Problem statement. Reproduce the listing word for word, leaving every picture behind.
Begin Provided data
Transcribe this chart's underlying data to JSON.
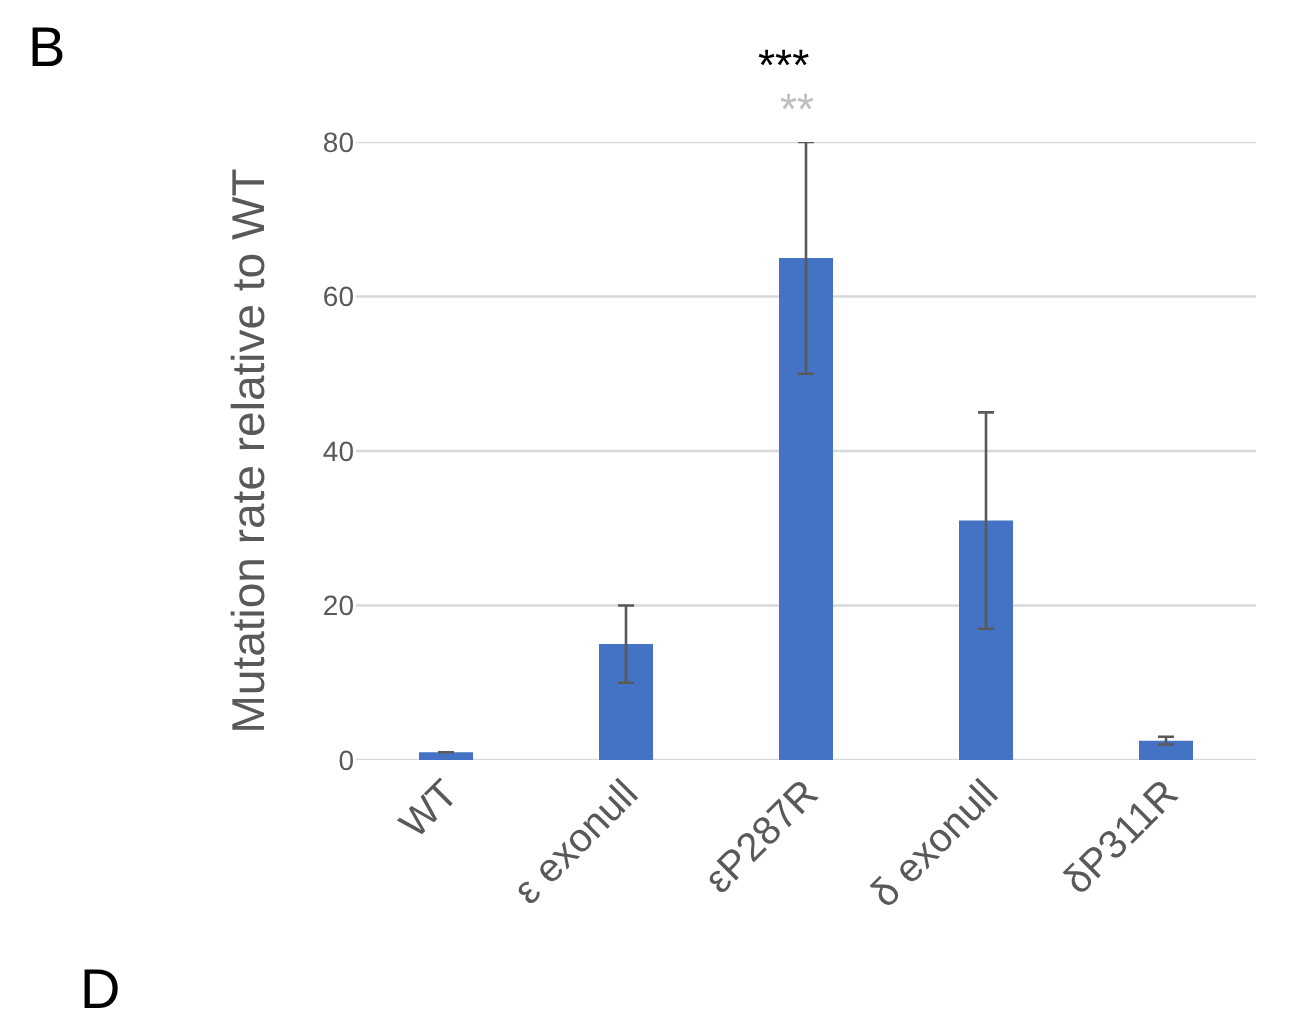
{
  "chart_data": {
    "type": "bar",
    "ylabel": "Mutation rate relative to WT",
    "categories": [
      "WT",
      "ε exonull",
      "εP287R",
      "δ exonull",
      "δP311R"
    ],
    "values": [
      1,
      15,
      65,
      31,
      2.5
    ],
    "errors": [
      null,
      [
        10,
        20
      ],
      [
        50,
        80
      ],
      [
        17,
        45
      ],
      [
        2,
        3
      ]
    ],
    "color": "#4472c4",
    "ylim": [
      0,
      80
    ],
    "yticks": [
      0,
      20,
      40,
      60,
      80
    ],
    "grid": "y",
    "annotations": [
      "***",
      "**",
      "B",
      "D"
    ]
  }
}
End Provided data
Written reply.
Transcribe this chart's underlying data to JSON.
{
  "chart_data": {
    "type": "bar",
    "ylabel": "Mutation rate relative to WT",
    "categories": [
      "WT",
      "ε exonull",
      "εP287R",
      "δ exonull",
      "δP311R"
    ],
    "values": [
      1,
      15,
      65,
      31,
      2.5
    ],
    "errors": [
      null,
      [
        10,
        20
      ],
      [
        50,
        80
      ],
      [
        17,
        45
      ],
      [
        2,
        3
      ]
    ],
    "color": "#4472c4",
    "ylim": [
      0,
      80
    ],
    "yticks": [
      0,
      20,
      40,
      60,
      80
    ],
    "grid": "y",
    "annotations": [
      "***",
      "**",
      "B",
      "D"
    ]
  }
}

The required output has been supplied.